* WORK INSTRUCTIONS: Please reproduce the listing verbatim, from its first line through the line with "spec-label-cell: Measurement accuracy: [3, 336, 363, 374]", and include that line.

* ENTRIES SUPPLIED:

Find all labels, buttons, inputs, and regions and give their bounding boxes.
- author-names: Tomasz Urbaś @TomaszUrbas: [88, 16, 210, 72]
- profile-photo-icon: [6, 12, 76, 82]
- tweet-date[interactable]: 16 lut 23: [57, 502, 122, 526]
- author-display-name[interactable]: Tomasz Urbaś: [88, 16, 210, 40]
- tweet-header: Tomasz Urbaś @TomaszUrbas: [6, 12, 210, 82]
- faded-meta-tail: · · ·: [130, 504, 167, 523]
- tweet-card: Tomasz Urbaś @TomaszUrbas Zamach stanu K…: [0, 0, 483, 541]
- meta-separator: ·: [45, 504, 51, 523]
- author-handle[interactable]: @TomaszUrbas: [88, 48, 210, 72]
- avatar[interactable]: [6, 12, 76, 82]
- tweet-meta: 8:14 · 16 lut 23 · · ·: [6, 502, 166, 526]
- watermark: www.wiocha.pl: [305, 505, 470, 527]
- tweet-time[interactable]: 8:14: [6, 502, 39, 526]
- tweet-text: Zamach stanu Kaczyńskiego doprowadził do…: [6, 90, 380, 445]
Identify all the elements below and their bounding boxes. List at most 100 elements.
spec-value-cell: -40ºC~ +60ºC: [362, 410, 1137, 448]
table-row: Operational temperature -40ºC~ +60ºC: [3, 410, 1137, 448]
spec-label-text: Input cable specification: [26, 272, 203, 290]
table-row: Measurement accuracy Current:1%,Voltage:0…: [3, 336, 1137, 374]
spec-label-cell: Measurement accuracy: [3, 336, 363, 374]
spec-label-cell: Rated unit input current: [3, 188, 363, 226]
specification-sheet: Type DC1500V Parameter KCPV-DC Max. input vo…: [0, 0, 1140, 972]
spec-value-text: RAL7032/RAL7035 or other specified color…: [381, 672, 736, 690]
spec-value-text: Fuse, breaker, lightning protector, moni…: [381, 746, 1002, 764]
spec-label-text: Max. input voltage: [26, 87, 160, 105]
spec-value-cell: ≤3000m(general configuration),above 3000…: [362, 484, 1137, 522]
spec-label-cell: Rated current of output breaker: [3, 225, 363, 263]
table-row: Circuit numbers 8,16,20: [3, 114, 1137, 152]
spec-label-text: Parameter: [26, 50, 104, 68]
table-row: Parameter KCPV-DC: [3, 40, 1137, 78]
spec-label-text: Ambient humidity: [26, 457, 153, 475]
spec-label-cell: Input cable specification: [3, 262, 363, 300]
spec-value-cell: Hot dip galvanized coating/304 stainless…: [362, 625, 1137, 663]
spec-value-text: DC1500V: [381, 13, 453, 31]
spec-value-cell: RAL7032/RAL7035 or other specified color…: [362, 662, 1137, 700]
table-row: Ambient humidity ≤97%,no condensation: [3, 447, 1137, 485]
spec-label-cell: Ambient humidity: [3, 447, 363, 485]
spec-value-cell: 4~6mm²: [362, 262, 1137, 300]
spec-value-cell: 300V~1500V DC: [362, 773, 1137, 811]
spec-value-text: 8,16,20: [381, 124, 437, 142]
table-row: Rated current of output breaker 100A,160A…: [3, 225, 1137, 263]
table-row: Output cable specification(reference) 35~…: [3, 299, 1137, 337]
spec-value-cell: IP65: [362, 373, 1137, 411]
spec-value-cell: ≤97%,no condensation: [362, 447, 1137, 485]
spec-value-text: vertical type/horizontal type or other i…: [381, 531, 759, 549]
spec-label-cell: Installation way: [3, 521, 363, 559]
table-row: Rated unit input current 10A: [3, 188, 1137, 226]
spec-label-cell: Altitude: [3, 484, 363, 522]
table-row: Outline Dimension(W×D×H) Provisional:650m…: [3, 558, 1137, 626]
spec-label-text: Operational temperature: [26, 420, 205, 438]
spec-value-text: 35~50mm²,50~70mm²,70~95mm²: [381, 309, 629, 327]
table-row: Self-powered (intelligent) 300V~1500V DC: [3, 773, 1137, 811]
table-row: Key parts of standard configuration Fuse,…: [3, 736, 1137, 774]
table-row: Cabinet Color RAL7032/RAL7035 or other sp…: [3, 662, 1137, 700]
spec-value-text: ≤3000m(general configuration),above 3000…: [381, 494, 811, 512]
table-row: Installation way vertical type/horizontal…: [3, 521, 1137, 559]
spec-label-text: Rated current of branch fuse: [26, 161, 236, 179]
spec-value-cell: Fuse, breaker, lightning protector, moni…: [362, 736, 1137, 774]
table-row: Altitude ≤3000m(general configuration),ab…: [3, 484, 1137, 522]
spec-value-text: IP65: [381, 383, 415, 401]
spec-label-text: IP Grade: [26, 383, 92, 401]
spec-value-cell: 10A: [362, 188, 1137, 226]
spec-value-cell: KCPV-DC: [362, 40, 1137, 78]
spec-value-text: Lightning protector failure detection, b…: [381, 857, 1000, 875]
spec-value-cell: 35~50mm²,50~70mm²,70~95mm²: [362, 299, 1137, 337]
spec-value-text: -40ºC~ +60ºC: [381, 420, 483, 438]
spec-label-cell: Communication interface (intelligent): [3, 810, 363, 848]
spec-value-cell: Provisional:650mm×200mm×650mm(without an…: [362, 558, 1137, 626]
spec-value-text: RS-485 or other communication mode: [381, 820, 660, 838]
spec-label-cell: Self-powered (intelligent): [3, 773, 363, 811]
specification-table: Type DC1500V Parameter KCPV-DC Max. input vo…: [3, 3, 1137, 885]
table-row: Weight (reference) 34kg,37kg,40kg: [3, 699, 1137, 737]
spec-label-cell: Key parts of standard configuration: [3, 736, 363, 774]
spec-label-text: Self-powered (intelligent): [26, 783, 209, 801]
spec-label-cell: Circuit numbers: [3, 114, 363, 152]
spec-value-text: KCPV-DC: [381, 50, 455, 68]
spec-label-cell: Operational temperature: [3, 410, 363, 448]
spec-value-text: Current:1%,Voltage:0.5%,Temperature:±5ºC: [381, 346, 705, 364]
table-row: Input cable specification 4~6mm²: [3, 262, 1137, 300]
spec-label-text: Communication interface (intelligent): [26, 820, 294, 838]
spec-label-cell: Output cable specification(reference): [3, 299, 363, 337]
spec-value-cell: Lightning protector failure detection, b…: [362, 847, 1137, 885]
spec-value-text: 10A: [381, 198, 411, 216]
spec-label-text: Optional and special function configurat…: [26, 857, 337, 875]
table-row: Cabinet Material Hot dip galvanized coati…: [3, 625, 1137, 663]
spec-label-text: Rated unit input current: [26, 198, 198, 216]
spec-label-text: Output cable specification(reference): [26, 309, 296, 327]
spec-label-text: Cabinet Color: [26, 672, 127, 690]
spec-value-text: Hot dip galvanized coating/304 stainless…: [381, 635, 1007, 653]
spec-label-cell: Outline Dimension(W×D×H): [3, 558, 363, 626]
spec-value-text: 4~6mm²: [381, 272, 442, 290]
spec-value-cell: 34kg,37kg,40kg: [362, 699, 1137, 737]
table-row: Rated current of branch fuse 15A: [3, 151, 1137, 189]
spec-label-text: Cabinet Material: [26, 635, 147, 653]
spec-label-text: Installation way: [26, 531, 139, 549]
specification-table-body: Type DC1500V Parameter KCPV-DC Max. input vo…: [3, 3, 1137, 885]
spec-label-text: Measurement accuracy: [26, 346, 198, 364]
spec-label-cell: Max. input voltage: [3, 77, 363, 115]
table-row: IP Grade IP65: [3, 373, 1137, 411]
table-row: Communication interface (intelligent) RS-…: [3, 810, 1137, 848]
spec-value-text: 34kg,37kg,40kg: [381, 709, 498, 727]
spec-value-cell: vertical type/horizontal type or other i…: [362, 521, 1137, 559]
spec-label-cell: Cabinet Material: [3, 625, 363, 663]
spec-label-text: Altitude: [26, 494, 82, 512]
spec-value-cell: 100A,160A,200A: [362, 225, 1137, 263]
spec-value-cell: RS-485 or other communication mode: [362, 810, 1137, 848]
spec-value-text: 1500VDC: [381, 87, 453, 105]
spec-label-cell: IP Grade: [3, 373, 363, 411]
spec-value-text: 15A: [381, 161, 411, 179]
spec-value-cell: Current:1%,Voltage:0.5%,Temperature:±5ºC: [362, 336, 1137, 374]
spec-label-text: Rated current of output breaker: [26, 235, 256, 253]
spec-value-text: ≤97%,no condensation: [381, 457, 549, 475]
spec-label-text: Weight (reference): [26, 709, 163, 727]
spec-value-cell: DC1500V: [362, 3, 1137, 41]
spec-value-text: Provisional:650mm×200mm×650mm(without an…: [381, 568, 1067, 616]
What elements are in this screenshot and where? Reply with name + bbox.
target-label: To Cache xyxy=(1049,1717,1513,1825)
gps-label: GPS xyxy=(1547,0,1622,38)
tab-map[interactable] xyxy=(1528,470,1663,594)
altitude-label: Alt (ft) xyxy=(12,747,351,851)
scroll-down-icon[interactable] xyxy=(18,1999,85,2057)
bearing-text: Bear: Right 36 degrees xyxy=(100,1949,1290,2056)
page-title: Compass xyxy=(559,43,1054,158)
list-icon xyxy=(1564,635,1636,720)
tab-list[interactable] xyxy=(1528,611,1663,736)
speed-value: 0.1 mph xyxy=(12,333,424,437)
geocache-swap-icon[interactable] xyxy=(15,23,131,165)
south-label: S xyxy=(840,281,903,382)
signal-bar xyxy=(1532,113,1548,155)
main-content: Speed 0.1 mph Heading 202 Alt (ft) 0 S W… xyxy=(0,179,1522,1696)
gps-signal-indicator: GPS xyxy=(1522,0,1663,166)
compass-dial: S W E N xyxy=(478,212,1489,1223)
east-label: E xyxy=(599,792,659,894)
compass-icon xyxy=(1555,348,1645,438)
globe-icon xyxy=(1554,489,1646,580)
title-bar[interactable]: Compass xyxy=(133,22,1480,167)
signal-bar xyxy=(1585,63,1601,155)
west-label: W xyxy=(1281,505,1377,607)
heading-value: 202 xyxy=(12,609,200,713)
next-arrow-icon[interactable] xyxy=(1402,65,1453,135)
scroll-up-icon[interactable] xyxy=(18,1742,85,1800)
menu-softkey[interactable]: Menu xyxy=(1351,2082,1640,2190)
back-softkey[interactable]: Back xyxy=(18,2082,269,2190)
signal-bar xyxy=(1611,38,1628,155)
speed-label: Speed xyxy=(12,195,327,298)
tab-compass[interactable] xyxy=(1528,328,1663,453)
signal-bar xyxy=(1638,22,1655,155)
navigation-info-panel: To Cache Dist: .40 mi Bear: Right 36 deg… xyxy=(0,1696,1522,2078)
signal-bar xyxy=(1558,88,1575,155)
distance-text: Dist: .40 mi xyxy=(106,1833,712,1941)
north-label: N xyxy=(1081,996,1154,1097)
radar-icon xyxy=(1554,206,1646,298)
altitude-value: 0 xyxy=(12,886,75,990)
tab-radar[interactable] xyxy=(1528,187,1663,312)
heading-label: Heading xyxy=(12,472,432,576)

* RESULT:
Find all labels, buttons, inputs, and regions and give their bounding boxes.
- author-names: Tomasz Urbaś @TomaszUrbas: [88, 16, 210, 72]
- profile-photo-icon: [6, 12, 76, 82]
- tweet-date[interactable]: 16 lut 23: [57, 502, 122, 526]
- author-display-name[interactable]: Tomasz Urbaś: [88, 16, 210, 40]
- tweet-header: Tomasz Urbaś @TomaszUrbas: [6, 12, 210, 82]
- faded-meta-tail: · · ·: [130, 504, 167, 523]
- tweet-card: Tomasz Urbaś @TomaszUrbas Zamach stanu K…: [0, 0, 483, 541]
- meta-separator: ·: [45, 504, 51, 523]
- author-handle[interactable]: @TomaszUrbas: [88, 48, 210, 72]
- avatar[interactable]: [6, 12, 76, 82]
- tweet-meta: 8:14 · 16 lut 23 · · ·: [6, 502, 166, 526]
- watermark: www.wiocha.pl: [305, 505, 470, 527]
- tweet-time[interactable]: 8:14: [6, 502, 39, 526]
- tweet-text: Zamach stanu Kaczyńskiego doprowadził do…: [6, 90, 380, 445]
Identify all the elements below and their bounding boxes. List at most 100 elements.
spec-value-cell: -40ºC~ +60ºC: [362, 410, 1137, 448]
table-row: Operational temperature -40ºC~ +60ºC: [3, 410, 1137, 448]
spec-label-text: Input cable specification: [26, 272, 203, 290]
table-row: Measurement accuracy Current:1%,Voltage:0…: [3, 336, 1137, 374]
spec-label-cell: Measurement accuracy: [3, 336, 363, 374]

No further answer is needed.